§ Stated exercise
Spot each line that carries the word "University"; copy those lines.

▼

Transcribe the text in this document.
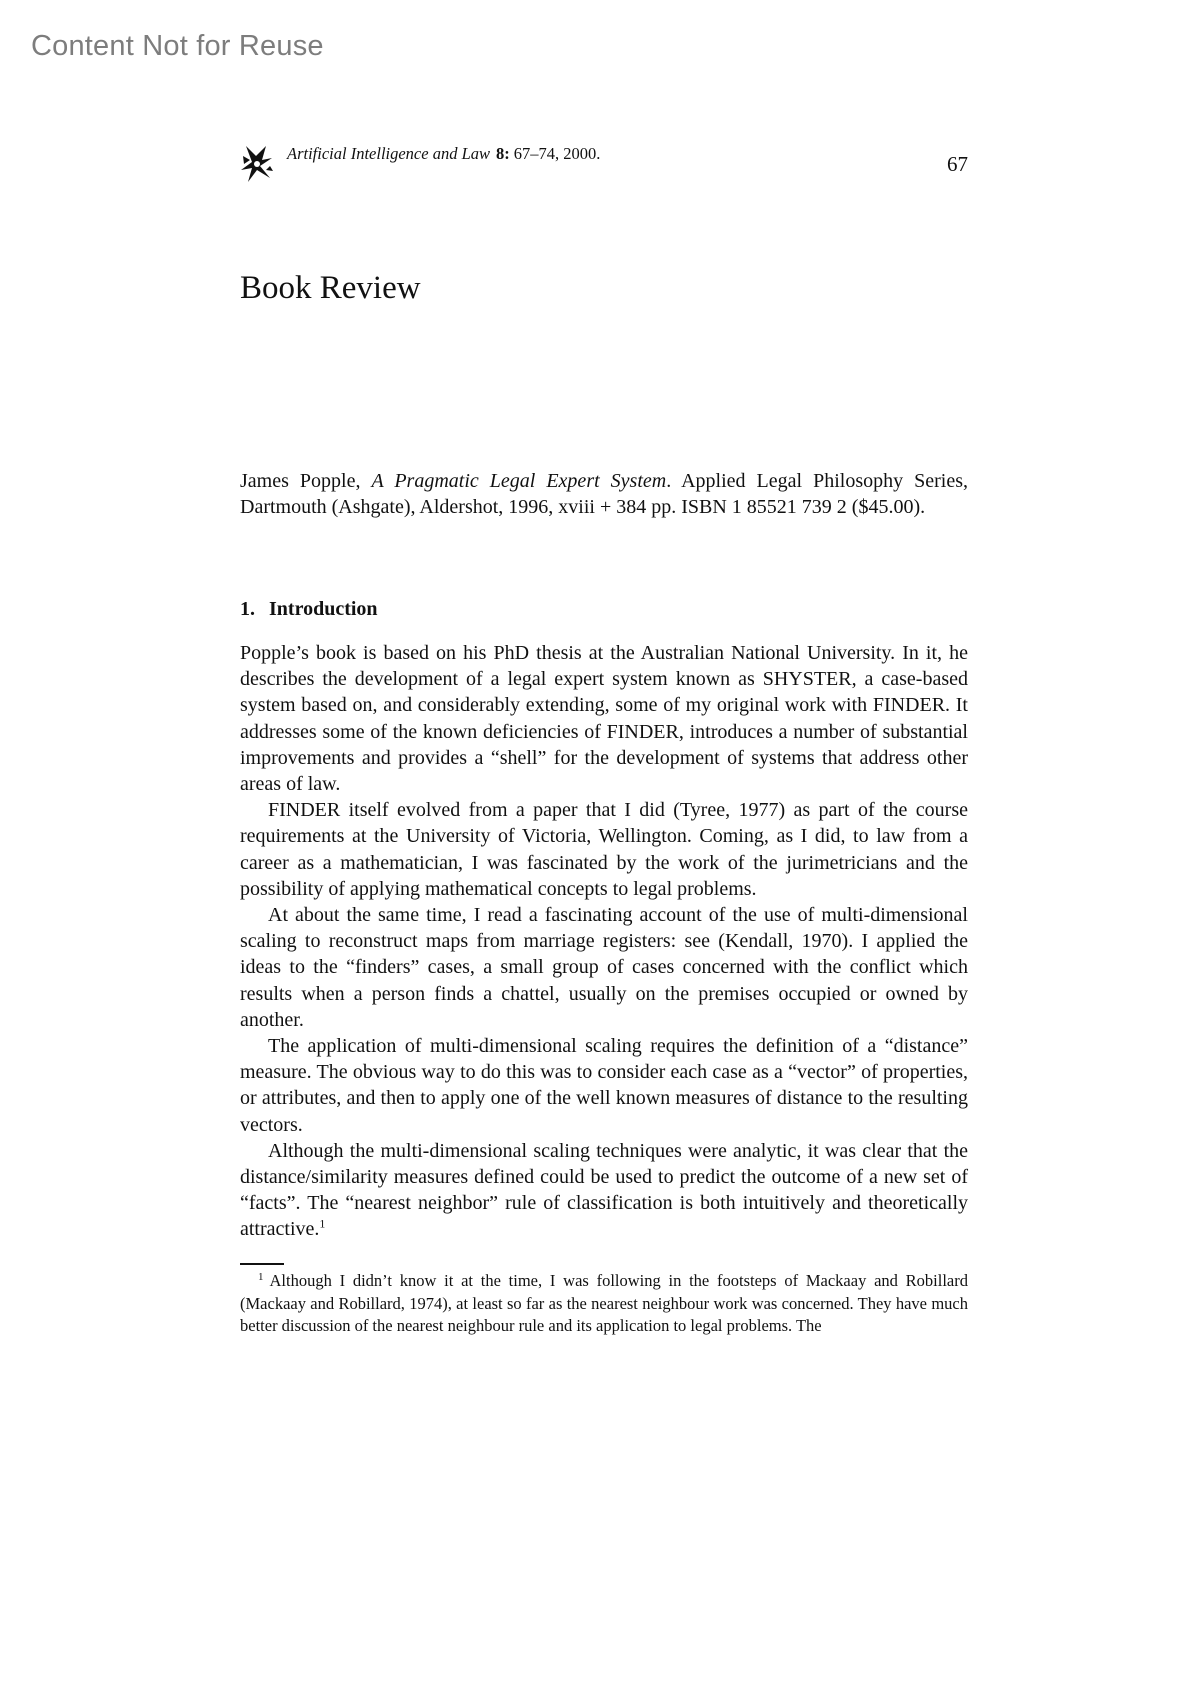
Content Not for Reuse
Artificial Intelligence and Law 8: 67–74, 2000.	67
Book Review

James Popple, A Pragmatic Legal Expert System. Applied Legal Philosophy Series, Dartmouth (Ashgate), Aldershot, 1996, xviii + 384 pp. ISBN 1 85521 739 2 ($45.00).

1. Introduction

Popple’s book is based on his PhD thesis at the Australian National University. In it, he describes the development of a legal expert system known as SHYSTER, a case-based system based on, and considerably extending, some of my original work with FINDER. It addresses some of the known deficiencies of FINDER, introduces a number of substantial improvements and provides a “shell” for the development of systems that address other areas of law.

FINDER itself evolved from a paper that I did (Tyree, 1977) as part of the course requirements at the University of Victoria, Wellington. Coming, as I did, to law from a career as a mathematician, I was fascinated by the work of the jurimetricians and the possibility of applying mathematical concepts to legal problems.

At about the same time, I read a fascinating account of the use of multi-dimensional scaling to reconstruct maps from marriage registers: see (Kendall, 1970). I applied the ideas to the “finders” cases, a small group of cases concerned with the conflict which results when a person finds a chattel, usually on the premises occupied or owned by another.

The application of multi-dimensional scaling requires the definition of a “distance” measure. The obvious way to do this was to consider each case as a “vector” of properties, or attributes, and then to apply one of the well known measures of distance to the resulting vectors.

Although the multi-dimensional scaling techniques were analytic, it was clear that the distance/similarity measures defined could be used to predict the outcome of a new set of “facts”. The “nearest neighbor” rule of classification is both intuitively and theoretically attractive.$^1$

$^1$ Although I didn’t know it at the time, I was following in the footsteps of Mackaay and Robillard (Mackaay and Robillard, 1974), at least so far as the nearest neighbour work was concerned. They have much better discussion of the nearest neighbour rule and its application to legal problems. The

▲

§ Result
Popple’s book is based on his PhD thesis at the Australian National University. In it, he describes the development of a legal expert system known as SHYSTER, a case-based system based on, and considerably extending, some of my original work with FINDER. It addresses some of the known deficiencies of FINDER, introduces a number of substantial improvements and provides a “shell” for the development of systems that address other areas of law.
FINDER itself evolved from a paper that I did (Tyree, 1977) as part of the course requirements at the University of Victoria, Wellington. Coming, as I did, to law from a career as a mathematician, I was fascinated by the work of the jurimetricians and the possibility of applying mathematical concepts to legal problems.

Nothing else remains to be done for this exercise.